- [MATERIAL TO PROCESS]:
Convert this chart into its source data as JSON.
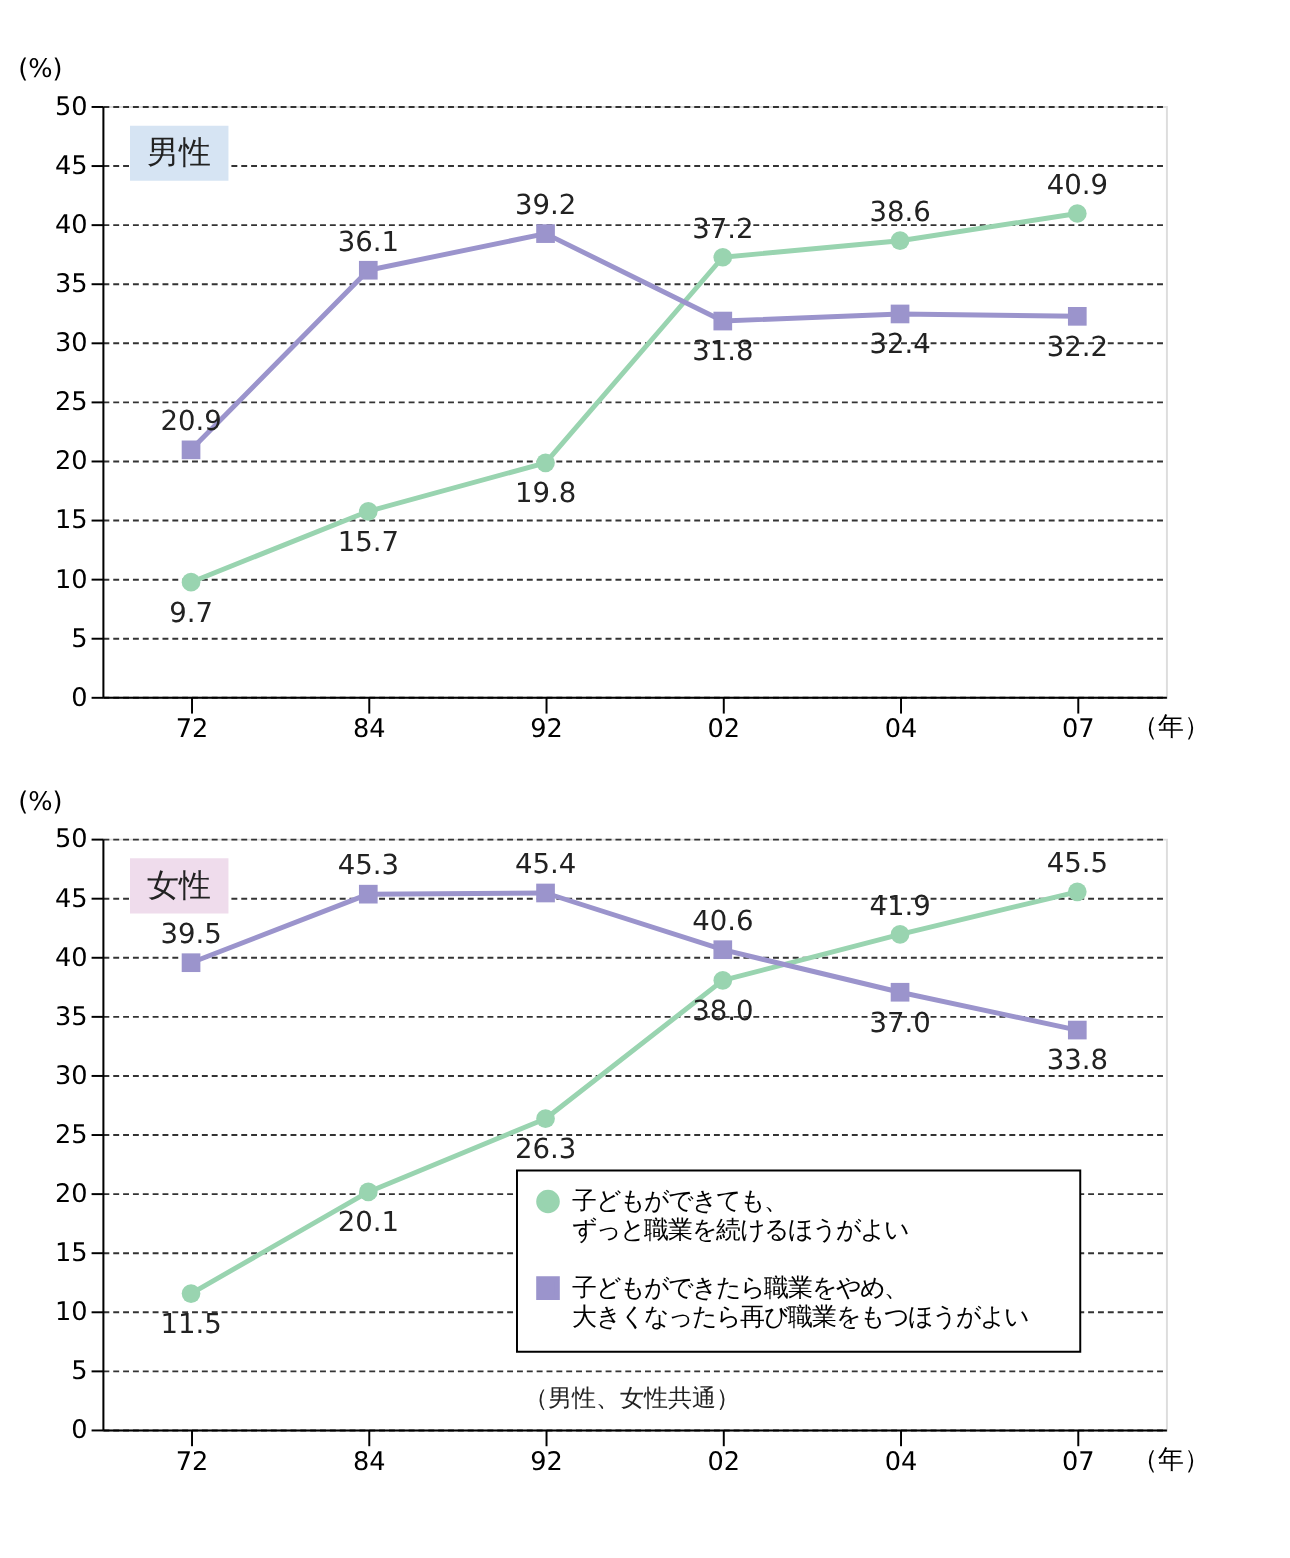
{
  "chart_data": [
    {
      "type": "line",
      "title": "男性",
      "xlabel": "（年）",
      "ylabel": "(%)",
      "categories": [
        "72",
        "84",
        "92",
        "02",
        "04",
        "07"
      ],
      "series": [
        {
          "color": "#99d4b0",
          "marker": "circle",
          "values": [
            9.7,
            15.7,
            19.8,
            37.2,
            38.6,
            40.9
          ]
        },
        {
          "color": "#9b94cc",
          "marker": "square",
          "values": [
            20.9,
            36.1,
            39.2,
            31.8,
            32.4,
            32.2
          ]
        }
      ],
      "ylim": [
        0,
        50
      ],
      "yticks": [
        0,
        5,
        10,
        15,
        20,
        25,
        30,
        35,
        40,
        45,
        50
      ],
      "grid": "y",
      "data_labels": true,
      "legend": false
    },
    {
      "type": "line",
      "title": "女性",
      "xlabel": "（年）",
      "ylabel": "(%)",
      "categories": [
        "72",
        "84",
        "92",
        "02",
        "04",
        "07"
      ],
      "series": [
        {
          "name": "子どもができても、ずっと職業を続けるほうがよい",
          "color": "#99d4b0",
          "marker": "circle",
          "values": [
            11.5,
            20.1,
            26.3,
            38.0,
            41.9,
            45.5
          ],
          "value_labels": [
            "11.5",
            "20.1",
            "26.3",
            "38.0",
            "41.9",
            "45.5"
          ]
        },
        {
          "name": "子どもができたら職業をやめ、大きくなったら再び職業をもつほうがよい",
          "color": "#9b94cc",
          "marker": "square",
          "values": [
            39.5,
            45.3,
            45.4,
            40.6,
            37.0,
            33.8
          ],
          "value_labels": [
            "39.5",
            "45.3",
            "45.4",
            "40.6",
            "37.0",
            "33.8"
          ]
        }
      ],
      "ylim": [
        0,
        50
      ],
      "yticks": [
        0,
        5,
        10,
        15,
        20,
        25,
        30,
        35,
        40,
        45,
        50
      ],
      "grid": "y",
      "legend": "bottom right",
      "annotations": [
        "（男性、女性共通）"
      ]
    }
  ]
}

- [TASK INSTRUCTIONS]: Using the records above, select and copy every line that has the word "name".

- [SOLUTION FOR THIS PROBLEM]:
          "name": "子どもができても、ずっと職業を続けるほうがよい",
          "name": "子どもができたら職業をやめ、大きくなったら再び職業をもつほうがよい",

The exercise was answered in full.